Raw records:
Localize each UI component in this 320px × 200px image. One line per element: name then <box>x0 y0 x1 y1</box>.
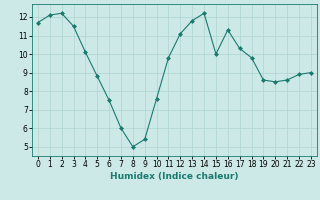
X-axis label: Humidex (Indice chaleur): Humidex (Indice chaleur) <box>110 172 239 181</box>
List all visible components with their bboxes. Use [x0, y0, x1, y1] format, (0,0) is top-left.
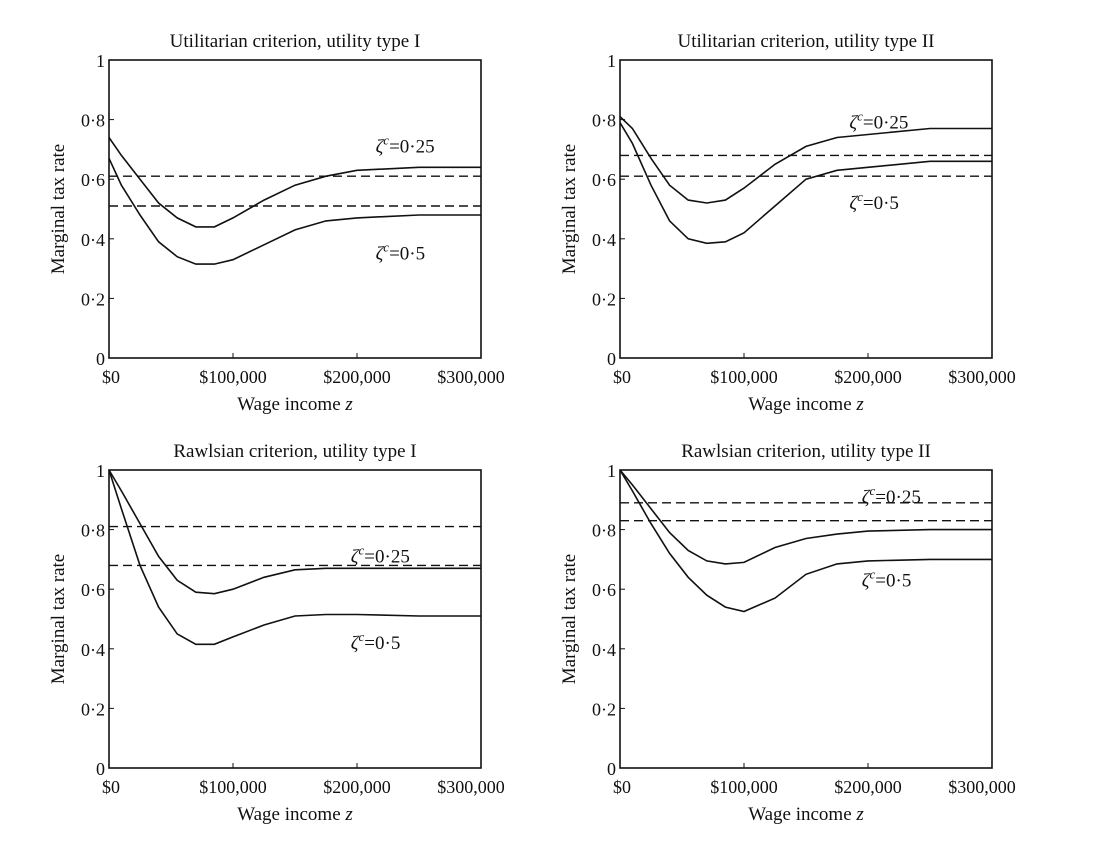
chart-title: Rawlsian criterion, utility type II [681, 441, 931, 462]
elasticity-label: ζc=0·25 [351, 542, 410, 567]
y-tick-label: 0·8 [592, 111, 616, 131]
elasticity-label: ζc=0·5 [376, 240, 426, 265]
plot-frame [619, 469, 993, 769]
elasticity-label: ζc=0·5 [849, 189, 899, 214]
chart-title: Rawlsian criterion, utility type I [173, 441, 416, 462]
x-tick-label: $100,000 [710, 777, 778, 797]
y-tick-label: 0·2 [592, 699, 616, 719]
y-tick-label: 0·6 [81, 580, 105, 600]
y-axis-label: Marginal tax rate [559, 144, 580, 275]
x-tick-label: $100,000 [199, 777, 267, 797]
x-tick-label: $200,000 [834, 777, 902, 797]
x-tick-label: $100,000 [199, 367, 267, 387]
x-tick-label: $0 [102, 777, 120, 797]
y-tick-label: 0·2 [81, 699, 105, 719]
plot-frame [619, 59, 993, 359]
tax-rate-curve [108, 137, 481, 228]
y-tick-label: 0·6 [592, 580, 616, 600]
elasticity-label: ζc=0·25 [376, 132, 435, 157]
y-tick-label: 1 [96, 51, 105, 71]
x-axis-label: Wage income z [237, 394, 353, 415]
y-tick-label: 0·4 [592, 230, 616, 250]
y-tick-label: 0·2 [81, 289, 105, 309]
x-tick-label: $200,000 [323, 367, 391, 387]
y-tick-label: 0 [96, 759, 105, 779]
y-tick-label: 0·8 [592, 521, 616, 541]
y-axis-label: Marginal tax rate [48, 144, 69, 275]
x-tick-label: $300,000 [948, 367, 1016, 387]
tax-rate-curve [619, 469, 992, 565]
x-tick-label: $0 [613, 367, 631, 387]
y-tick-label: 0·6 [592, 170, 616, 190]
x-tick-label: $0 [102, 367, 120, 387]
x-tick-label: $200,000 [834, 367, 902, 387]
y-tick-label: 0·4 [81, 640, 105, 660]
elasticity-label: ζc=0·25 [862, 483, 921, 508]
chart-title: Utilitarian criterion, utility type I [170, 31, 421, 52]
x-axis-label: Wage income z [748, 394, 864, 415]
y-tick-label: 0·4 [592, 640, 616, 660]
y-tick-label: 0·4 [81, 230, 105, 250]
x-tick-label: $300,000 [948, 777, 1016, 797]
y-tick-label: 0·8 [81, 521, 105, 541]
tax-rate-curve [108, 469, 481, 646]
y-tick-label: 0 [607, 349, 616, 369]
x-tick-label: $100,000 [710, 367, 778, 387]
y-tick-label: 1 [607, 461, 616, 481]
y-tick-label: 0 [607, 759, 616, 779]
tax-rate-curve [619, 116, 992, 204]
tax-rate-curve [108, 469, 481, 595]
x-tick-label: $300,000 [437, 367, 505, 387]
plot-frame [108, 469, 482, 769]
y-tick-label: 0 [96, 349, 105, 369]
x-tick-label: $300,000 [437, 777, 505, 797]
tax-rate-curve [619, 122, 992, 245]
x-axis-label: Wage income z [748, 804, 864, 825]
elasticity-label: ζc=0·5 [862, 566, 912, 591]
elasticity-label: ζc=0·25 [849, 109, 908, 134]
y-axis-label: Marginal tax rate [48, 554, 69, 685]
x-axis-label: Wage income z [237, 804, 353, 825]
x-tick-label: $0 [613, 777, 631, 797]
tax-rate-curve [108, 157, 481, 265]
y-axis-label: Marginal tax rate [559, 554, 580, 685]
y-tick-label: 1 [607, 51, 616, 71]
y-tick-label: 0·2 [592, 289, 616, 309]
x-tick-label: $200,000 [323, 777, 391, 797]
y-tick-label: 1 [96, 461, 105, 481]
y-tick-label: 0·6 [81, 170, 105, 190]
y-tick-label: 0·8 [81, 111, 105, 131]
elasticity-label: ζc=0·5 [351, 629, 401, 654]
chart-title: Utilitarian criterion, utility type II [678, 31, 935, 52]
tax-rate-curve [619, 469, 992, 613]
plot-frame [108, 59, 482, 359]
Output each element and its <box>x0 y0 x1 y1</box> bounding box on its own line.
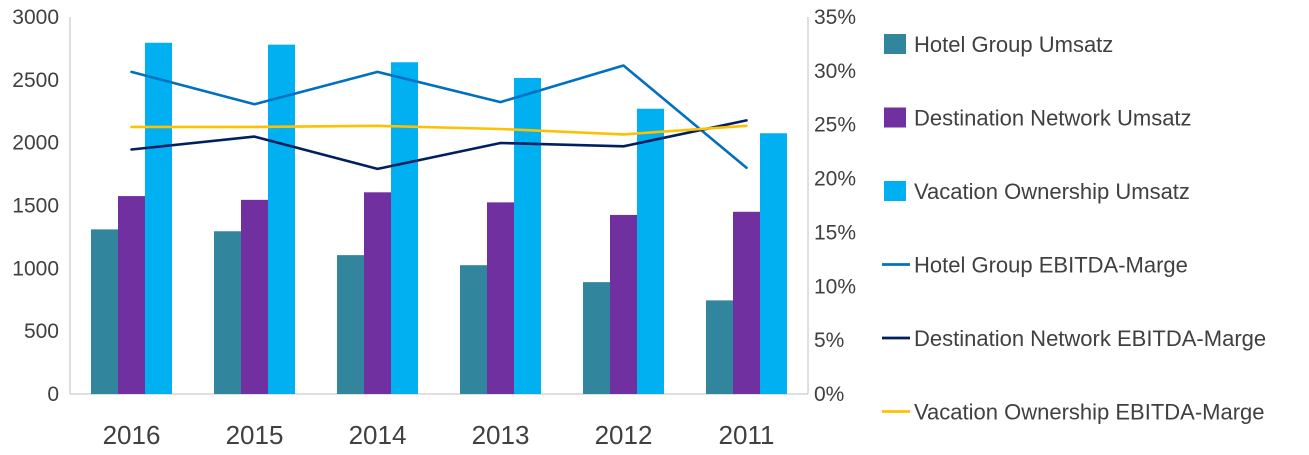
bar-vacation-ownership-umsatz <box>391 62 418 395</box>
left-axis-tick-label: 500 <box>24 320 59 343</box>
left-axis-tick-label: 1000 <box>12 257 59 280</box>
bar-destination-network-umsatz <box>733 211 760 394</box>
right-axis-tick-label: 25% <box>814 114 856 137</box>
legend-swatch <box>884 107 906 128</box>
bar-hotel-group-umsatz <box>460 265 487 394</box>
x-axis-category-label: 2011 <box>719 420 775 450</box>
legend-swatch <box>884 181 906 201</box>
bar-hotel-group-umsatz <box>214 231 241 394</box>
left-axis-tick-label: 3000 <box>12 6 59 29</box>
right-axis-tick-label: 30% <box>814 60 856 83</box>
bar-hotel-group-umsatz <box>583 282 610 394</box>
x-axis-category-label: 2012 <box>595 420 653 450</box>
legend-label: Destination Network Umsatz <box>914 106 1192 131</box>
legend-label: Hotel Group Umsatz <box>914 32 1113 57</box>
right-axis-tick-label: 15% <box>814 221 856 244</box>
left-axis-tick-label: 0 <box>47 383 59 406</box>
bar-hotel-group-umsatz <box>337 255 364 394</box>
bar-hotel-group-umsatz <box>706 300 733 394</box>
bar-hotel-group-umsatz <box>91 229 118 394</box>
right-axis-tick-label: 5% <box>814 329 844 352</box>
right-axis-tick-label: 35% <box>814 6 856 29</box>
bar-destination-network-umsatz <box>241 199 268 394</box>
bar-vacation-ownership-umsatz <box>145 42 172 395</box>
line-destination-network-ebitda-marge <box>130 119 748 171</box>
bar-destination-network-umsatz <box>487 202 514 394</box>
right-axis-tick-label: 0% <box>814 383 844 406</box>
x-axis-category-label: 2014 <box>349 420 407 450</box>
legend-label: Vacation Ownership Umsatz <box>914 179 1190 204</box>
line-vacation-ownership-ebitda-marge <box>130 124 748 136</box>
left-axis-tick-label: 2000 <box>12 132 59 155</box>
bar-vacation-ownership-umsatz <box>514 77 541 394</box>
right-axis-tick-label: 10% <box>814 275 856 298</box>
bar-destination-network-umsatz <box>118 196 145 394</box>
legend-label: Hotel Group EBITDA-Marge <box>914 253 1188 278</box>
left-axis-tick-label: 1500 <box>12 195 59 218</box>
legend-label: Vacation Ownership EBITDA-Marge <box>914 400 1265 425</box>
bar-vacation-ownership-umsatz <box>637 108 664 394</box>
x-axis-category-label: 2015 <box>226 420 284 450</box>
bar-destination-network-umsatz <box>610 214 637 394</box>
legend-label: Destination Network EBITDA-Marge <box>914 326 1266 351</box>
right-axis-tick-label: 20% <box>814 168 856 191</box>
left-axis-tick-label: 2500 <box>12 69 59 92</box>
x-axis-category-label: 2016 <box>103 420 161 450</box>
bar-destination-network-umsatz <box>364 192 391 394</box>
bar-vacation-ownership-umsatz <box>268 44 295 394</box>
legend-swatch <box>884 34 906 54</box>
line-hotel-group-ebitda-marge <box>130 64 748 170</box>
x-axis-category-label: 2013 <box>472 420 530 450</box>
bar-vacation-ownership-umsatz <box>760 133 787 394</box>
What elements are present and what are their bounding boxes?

## Task statement
Copy the rows verbatim, beginning with the line containing "bar-vacation-ownership-umsatz <box>391 62" and continuing through the line containing "right-axis-tick-label: 25% <box>814".

## Finished answer
bar-vacation-ownership-umsatz <box>391 62 418 395</box>
left-axis-tick-label: 500 <box>24 320 59 343</box>
left-axis-tick-label: 1000 <box>12 257 59 280</box>
bar-destination-network-umsatz <box>733 211 760 394</box>
right-axis-tick-label: 25% <box>814 114 856 137</box>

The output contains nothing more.